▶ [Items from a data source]
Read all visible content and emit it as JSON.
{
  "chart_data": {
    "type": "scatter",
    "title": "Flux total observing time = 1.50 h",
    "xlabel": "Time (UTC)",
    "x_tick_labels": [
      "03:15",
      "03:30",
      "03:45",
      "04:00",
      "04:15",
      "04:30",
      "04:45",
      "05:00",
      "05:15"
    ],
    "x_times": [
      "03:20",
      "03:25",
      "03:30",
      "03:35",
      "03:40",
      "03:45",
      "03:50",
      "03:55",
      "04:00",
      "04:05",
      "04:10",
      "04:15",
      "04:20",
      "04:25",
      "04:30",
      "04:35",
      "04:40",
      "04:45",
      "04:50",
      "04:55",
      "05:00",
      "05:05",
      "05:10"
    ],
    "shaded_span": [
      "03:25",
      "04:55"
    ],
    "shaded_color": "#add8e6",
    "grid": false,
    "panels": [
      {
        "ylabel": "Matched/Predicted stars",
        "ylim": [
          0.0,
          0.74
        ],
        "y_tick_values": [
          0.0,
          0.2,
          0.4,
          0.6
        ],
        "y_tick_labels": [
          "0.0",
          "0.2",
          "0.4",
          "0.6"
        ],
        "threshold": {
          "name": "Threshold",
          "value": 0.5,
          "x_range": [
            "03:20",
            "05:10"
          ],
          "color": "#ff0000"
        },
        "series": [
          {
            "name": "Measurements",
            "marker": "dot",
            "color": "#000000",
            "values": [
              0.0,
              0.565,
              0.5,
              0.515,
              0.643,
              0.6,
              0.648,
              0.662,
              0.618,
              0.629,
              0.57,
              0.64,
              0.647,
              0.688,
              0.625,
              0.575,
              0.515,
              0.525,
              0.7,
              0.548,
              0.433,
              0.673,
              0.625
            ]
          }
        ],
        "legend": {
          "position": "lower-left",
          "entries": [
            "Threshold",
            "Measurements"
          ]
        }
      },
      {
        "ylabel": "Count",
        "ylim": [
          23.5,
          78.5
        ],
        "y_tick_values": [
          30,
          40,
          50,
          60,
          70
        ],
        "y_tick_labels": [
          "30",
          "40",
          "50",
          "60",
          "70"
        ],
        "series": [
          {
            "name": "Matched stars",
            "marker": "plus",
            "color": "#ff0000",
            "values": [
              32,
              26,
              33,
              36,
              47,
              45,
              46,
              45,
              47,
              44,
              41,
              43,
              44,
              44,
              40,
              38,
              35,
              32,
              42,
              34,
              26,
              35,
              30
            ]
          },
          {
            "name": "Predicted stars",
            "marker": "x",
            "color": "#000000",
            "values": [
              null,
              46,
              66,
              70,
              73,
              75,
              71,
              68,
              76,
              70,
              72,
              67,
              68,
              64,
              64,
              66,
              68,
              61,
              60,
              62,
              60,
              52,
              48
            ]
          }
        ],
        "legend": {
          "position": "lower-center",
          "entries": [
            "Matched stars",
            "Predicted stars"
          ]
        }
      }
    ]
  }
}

▶ [TASK REQUIREMENTS] Your task is to output all of the data above word for word.

▶ [RESULT OF THE TASK]
Read all visible content and emit it as JSON.
{
  "chart_data": {
    "type": "scatter",
    "title": "Flux total observing time = 1.50 h",
    "xlabel": "Time (UTC)",
    "x_tick_labels": [
      "03:15",
      "03:30",
      "03:45",
      "04:00",
      "04:15",
      "04:30",
      "04:45",
      "05:00",
      "05:15"
    ],
    "x_times": [
      "03:20",
      "03:25",
      "03:30",
      "03:35",
      "03:40",
      "03:45",
      "03:50",
      "03:55",
      "04:00",
      "04:05",
      "04:10",
      "04:15",
      "04:20",
      "04:25",
      "04:30",
      "04:35",
      "04:40",
      "04:45",
      "04:50",
      "04:55",
      "05:00",
      "05:05",
      "05:10"
    ],
    "shaded_span": [
      "03:25",
      "04:55"
    ],
    "shaded_color": "#add8e6",
    "grid": false,
    "panels": [
      {
        "ylabel": "Matched/Predicted stars",
        "ylim": [
          0.0,
          0.74
        ],
        "y_tick_values": [
          0.0,
          0.2,
          0.4,
          0.6
        ],
        "y_tick_labels": [
          "0.0",
          "0.2",
          "0.4",
          "0.6"
        ],
        "threshold": {
          "name": "Threshold",
          "value": 0.5,
          "x_range": [
            "03:20",
            "05:10"
          ],
          "color": "#ff0000"
        },
        "series": [
          {
            "name": "Measurements",
            "marker": "dot",
            "color": "#000000",
            "values": [
              0.0,
              0.565,
              0.5,
              0.515,
              0.643,
              0.6,
              0.648,
              0.662,
              0.618,
              0.629,
              0.57,
              0.64,
              0.647,
              0.688,
              0.625,
              0.575,
              0.515,
              0.525,
              0.7,
              0.548,
              0.433,
              0.673,
              0.625
            ]
          }
        ],
        "legend": {
          "position": "lower-left",
          "entries": [
            "Threshold",
            "Measurements"
          ]
        }
      },
      {
        "ylabel": "Count",
        "ylim": [
          23.5,
          78.5
        ],
        "y_tick_values": [
          30,
          40,
          50,
          60,
          70
        ],
        "y_tick_labels": [
          "30",
          "40",
          "50",
          "60",
          "70"
        ],
        "series": [
          {
            "name": "Matched stars",
            "marker": "plus",
            "color": "#ff0000",
            "values": [
              32,
              26,
              33,
              36,
              47,
              45,
              46,
              45,
              47,
              44,
              41,
              43,
              44,
              44,
              40,
              38,
              35,
              32,
              42,
              34,
              26,
              35,
              30
            ]
          },
          {
            "name": "Predicted stars",
            "marker": "x",
            "color": "#000000",
            "values": [
              null,
              46,
              66,
              70,
              73,
              75,
              71,
              68,
              76,
              70,
              72,
              67,
              68,
              64,
              64,
              66,
              68,
              61,
              60,
              62,
              60,
              52,
              48
            ]
          }
        ],
        "legend": {
          "position": "lower-center",
          "entries": [
            "Matched stars",
            "Predicted stars"
          ]
        }
      }
    ]
  }
}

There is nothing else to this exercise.